# THE TASK
Transcribe every line of the records verbatim.

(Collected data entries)
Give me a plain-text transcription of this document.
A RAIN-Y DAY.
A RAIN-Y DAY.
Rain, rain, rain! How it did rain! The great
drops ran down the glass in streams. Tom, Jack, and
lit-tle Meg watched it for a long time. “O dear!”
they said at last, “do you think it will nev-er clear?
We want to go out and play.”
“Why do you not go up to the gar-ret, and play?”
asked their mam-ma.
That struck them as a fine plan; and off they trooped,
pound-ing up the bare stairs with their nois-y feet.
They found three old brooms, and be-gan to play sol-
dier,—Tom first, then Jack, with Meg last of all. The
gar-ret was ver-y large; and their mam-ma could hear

# RESPONSE BELOW
Give me a plain-text transcription of this document.
A RAIN-Y DAY.
A RAIN-Y DAY.
Rain, rain, rain! How it did rain! The great
drops ran down the glass in streams. Tom, Jack, and
lit-tle Meg watched it for a long time. “O dear!”
they said at last, “do you think it will nev-er clear?
We want to go out and play.”
“Why do you not go up to the gar-ret, and play?”
asked their mam-ma.
That struck them as a fine plan; and off they trooped,
pound-ing up the bare stairs with their nois-y feet.
They found three old brooms, and be-gan to play sol-
dier,—Tom first, then Jack, with Meg last of all. The
gar-ret was ver-y large; and their mam-ma could hear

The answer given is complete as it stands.